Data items
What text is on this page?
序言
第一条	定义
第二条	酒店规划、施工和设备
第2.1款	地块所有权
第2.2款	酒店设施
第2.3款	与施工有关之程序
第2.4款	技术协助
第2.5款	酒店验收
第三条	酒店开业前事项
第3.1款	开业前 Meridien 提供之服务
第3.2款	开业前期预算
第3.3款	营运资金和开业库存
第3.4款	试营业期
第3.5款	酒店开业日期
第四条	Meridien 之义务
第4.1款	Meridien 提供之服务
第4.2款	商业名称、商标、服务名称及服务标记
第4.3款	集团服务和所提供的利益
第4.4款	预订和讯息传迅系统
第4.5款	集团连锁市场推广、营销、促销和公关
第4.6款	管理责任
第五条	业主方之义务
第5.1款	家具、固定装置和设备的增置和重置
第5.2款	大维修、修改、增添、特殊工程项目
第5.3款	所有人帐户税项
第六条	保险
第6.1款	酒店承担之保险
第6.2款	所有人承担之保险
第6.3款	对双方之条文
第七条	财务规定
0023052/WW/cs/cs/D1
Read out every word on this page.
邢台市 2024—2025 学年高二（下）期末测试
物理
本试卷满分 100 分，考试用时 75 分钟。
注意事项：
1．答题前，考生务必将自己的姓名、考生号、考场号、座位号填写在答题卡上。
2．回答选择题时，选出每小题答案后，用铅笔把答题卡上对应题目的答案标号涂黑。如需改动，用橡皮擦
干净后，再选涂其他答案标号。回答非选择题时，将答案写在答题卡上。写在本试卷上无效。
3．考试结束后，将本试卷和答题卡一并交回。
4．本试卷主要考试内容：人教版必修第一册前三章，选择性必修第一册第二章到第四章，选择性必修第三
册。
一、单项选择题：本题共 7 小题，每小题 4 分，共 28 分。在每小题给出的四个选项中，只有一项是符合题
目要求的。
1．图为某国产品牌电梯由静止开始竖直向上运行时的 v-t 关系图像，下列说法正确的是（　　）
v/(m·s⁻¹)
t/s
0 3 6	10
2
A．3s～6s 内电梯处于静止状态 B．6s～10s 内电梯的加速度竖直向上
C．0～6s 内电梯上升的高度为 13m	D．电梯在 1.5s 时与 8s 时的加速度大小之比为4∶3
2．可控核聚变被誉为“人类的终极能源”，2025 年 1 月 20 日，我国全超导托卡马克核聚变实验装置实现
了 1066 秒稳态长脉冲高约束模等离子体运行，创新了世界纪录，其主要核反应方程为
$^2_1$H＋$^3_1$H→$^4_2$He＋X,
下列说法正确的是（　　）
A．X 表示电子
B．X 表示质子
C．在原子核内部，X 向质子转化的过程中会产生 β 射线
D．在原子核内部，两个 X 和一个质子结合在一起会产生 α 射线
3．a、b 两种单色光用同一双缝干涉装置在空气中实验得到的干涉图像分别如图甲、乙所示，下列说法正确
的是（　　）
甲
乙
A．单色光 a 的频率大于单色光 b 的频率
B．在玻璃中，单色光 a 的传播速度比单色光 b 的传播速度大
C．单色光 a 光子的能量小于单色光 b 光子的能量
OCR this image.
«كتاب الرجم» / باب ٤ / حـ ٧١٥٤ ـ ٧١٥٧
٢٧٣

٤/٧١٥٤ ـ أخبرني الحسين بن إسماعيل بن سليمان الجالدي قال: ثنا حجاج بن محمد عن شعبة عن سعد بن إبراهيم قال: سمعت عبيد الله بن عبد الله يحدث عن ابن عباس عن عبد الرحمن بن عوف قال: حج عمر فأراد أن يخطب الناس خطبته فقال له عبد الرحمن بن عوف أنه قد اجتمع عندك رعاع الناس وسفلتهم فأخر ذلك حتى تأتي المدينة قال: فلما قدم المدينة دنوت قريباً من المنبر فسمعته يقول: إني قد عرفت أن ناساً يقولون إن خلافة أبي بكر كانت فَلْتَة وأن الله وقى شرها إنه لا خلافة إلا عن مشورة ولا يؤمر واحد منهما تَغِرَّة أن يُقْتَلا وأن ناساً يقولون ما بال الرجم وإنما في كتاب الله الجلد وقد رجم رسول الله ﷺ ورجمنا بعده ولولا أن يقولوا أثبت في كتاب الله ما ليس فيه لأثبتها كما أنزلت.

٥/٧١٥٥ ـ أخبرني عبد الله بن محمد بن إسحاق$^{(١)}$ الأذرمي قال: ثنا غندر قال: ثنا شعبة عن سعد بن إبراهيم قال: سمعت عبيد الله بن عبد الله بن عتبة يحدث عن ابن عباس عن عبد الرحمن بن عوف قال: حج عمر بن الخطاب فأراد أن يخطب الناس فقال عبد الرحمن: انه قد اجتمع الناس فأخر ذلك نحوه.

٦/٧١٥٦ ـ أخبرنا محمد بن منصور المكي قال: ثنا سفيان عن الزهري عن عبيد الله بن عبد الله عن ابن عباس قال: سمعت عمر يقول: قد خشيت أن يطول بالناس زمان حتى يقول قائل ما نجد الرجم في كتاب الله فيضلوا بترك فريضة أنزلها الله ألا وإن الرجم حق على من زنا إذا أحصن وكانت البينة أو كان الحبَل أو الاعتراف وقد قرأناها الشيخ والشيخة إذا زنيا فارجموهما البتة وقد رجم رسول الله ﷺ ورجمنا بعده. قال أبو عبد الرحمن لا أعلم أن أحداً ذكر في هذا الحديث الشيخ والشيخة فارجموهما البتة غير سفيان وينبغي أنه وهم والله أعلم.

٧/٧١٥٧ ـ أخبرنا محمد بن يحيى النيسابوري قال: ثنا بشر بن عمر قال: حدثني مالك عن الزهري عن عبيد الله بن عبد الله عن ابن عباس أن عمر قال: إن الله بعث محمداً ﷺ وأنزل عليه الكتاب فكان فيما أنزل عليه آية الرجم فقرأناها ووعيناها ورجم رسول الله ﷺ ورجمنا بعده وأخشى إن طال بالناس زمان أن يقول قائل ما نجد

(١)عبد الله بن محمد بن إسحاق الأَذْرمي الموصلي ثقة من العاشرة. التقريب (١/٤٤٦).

#### Written exercise:
The records above must be repeated exactly, every one of them.

#### The solution:
What text is on this page?
序言
第一条	定义
第二条	酒店规划、施工和设备
第2.1款	地块所有权
第2.2款	酒店设施
第2.3款	与施工有关之程序
第2.4款	技术协助
第2.5款	酒店验收
第三条	酒店开业前事项
第3.1款	开业前 Meridien 提供之服务
第3.2款	开业前期预算
第3.3款	营运资金和开业库存
第3.4款	试营业期
第3.5款	酒店开业日期
第四条	Meridien 之义务
第4.1款	Meridien 提供之服务
第4.2款	商业名称、商标、服务名称及服务标记
第4.3款	集团服务和所提供的利益
第4.4款	预订和讯息传迅系统
第4.5款	集团连锁市场推广、营销、促销和公关
第4.6款	管理责任
第五条	业主方之义务
第5.1款	家具、固定装置和设备的增置和重置
第5.2款	大维修、修改、增添、特殊工程项目
第5.3款	所有人帐户税项
第六条	保险
第6.1款	酒店承担之保险
第6.2款	所有人承担之保险
第6.3款	对双方之条文
第七条	财务规定
0023052/WW/cs/cs/D1
Read out every word on this page.
邢台市 2024—2025 学年高二（下）期末测试
物理
本试卷满分 100 分，考试用时 75 分钟。
注意事项：
1．答题前，考生务必将自己的姓名、考生号、考场号、座位号填写在答题卡上。
2．回答选择题时，选出每小题答案后，用铅笔把答题卡上对应题目的答案标号涂黑。如需改动，用橡皮擦
干净后，再选涂其他答案标号。回答非选择题时，将答案写在答题卡上。写在本试卷上无效。
3．考试结束后，将本试卷和答题卡一并交回。
4．本试卷主要考试内容：人教版必修第一册前三章，选择性必修第一册第二章到第四章，选择性必修第三
册。
一、单项选择题：本题共 7 小题，每小题 4 分，共 28 分。在每小题给出的四个选项中，只有一项是符合题
目要求的。
1．图为某国产品牌电梯由静止开始竖直向上运行时的 v-t 关系图像，下列说法正确的是（　　）
v/(m·s⁻¹)
t/s
0 3 6	10
2
A．3s～6s 内电梯处于静止状态 B．6s～10s 内电梯的加速度竖直向上
C．0～6s 内电梯上升的高度为 13m	D．电梯在 1.5s 时与 8s 时的加速度大小之比为4∶3
2．可控核聚变被誉为“人类的终极能源”，2025 年 1 月 20 日，我国全超导托卡马克核聚变实验装置实现
了 1066 秒稳态长脉冲高约束模等离子体运行，创新了世界纪录，其主要核反应方程为
$^2_1$H＋$^3_1$H→$^4_2$He＋X,
下列说法正确的是（　　）
A．X 表示电子
B．X 表示质子
C．在原子核内部，X 向质子转化的过程中会产生 β 射线
D．在原子核内部，两个 X 和一个质子结合在一起会产生 α 射线
3．a、b 两种单色光用同一双缝干涉装置在空气中实验得到的干涉图像分别如图甲、乙所示，下列说法正确
的是（　　）
甲
乙
A．单色光 a 的频率大于单色光 b 的频率
B．在玻璃中，单色光 a 的传播速度比单色光 b 的传播速度大
C．单色光 a 光子的能量小于单色光 b 光子的能量
OCR this image.
«كتاب الرجم» / باب ٤ / حـ ٧١٥٤ ـ ٧١٥٧
٢٧٣

٤/٧١٥٤ ـ أخبرني الحسين بن إسماعيل بن سليمان الجالدي قال: ثنا حجاج بن محمد عن شعبة عن سعد بن إبراهيم قال: سمعت عبيد الله بن عبد الله يحدث عن ابن عباس عن عبد الرحمن بن عوف قال: حج عمر فأراد أن يخطب الناس خطبته فقال له عبد الرحمن بن عوف أنه قد اجتمع عندك رعاع الناس وسفلتهم فأخر ذلك حتى تأتي المدينة قال: فلما قدم المدينة دنوت قريباً من المنبر فسمعته يقول: إني قد عرفت أن ناساً يقولون إن خلافة أبي بكر كانت فَلْتَة وأن الله وقى شرها إنه لا خلافة إلا عن مشورة ولا يؤمر واحد منهما تَغِرَّة أن يُقْتَلا وأن ناساً يقولون ما بال الرجم وإنما في كتاب الله الجلد وقد رجم رسول الله ﷺ ورجمنا بعده ولولا أن يقولوا أثبت في كتاب الله ما ليس فيه لأثبتها كما أنزلت.

٥/٧١٥٥ ـ أخبرني عبد الله بن محمد بن إسحاق$^{(١)}$ الأذرمي قال: ثنا غندر قال: ثنا شعبة عن سعد بن إبراهيم قال: سمعت عبيد الله بن عبد الله بن عتبة يحدث عن ابن عباس عن عبد الرحمن بن عوف قال: حج عمر بن الخطاب فأراد أن يخطب الناس فقال عبد الرحمن: انه قد اجتمع الناس فأخر ذلك نحوه.

٦/٧١٥٦ ـ أخبرنا محمد بن منصور المكي قال: ثنا سفيان عن الزهري عن عبيد الله بن عبد الله عن ابن عباس قال: سمعت عمر يقول: قد خشيت أن يطول بالناس زمان حتى يقول قائل ما نجد الرجم في كتاب الله فيضلوا بترك فريضة أنزلها الله ألا وإن الرجم حق على من زنا إذا أحصن وكانت البينة أو كان الحبَل أو الاعتراف وقد قرأناها الشيخ والشيخة إذا زنيا فارجموهما البتة وقد رجم رسول الله ﷺ ورجمنا بعده. قال أبو عبد الرحمن لا أعلم أن أحداً ذكر في هذا الحديث الشيخ والشيخة فارجموهما البتة غير سفيان وينبغي أنه وهم والله أعلم.

٧/٧١٥٧ ـ أخبرنا محمد بن يحيى النيسابوري قال: ثنا بشر بن عمر قال: حدثني مالك عن الزهري عن عبيد الله بن عبد الله عن ابن عباس أن عمر قال: إن الله بعث محمداً ﷺ وأنزل عليه الكتاب فكان فيما أنزل عليه آية الرجم فقرأناها ووعيناها ورجم رسول الله ﷺ ورجمنا بعده وأخشى إن طال بالناس زمان أن يقول قائل ما نجد

(١)عبد الله بن محمد بن إسحاق الأَذْرمي الموصلي ثقة من العاشرة. التقريب (١/٤٤٦).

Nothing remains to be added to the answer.